**Document passage**

Re: [OMPI users] Recursive use of "orterun" (Ralph H Castain)

Ralph Castain Wed, 11 Jul 2007 18:10:53 -0400

Hmmm...interesting. As a cross-check on something - if you os.system, does
your environment by any chance get copied across? Reason I ask: we set a
number of environmental variables when orterun spawns a process. If you call
orterun from within that process - and the new orterun sees the enviro
variables from the parent process - then I can guarantee it won't work.


What you need is for os.system to start its child with a clean environment.
I would imagine if you just os.system'd something that output'd the
environment, that would suffice to identify the problem. If you see anything
that starts with OMPI_MCA_..., then we are indeed doomed.

**Job A**
In the forum post about recursive use of orterun, what prefix on environment variables would show that the problem is present?
**Job B**
List every program, function, or environment-variable prefix that the forum post about recursive use of orterun names.

**Records**
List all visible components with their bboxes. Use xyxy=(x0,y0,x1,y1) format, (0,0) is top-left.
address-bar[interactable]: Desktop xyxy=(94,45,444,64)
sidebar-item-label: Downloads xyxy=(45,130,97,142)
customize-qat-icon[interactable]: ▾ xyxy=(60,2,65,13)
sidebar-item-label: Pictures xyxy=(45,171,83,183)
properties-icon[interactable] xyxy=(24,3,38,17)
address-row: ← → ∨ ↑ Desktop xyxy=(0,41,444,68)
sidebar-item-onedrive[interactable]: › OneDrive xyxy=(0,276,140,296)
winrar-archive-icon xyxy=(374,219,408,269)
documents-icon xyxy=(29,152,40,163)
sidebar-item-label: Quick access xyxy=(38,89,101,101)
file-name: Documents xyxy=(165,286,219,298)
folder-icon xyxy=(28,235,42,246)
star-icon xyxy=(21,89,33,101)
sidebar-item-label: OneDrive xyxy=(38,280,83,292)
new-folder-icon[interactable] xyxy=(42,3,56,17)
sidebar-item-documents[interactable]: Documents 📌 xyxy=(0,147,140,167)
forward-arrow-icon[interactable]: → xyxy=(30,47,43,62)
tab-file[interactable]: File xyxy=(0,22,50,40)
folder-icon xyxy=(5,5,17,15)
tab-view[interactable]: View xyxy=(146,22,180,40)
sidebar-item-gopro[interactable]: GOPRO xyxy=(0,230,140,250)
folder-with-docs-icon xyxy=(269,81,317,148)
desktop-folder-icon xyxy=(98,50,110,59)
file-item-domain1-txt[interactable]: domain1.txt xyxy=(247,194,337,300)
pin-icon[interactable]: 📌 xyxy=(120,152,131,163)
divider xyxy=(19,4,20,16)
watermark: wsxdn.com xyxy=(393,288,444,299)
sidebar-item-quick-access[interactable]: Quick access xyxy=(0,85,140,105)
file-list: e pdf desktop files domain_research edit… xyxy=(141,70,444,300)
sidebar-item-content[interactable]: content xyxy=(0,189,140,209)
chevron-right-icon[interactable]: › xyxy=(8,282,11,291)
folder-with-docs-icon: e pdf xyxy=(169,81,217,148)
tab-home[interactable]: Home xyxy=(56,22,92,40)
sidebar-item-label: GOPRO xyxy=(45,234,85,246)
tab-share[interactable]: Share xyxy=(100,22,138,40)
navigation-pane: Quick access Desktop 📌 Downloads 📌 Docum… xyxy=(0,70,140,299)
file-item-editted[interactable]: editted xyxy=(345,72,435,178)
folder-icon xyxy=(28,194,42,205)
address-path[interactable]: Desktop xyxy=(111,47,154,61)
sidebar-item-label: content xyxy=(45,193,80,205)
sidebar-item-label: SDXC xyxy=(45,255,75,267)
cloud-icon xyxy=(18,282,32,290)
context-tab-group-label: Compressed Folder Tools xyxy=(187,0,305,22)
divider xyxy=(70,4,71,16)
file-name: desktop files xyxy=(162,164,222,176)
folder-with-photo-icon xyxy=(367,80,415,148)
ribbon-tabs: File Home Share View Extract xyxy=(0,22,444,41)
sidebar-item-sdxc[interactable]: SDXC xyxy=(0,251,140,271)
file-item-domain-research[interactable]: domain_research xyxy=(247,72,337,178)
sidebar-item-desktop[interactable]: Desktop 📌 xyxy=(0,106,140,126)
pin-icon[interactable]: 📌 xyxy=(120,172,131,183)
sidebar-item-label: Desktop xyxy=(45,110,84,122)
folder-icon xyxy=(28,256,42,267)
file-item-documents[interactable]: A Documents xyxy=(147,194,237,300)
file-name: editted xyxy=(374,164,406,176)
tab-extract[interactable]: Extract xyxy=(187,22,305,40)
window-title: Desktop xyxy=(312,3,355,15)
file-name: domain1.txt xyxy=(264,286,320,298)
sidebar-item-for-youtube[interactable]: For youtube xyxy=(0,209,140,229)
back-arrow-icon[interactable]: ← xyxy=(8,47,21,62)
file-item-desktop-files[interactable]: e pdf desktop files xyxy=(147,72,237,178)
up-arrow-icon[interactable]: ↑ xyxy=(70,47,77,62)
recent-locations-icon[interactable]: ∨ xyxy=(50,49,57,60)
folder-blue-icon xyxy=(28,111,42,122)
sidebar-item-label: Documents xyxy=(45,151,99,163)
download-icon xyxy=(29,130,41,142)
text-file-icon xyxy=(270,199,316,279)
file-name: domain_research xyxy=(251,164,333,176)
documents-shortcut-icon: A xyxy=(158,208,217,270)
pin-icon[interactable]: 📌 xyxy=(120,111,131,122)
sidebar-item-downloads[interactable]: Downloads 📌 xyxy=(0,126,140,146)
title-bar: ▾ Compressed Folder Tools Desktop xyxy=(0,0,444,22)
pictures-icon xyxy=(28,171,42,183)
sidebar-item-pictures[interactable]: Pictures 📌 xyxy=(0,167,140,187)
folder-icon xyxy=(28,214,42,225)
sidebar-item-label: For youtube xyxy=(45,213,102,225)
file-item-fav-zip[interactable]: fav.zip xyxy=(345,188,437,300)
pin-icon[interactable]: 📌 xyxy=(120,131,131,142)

**Exercise response A**
OMPI_MCA_

**Exercise response B**
orterun, os.system, OMPI_MCA_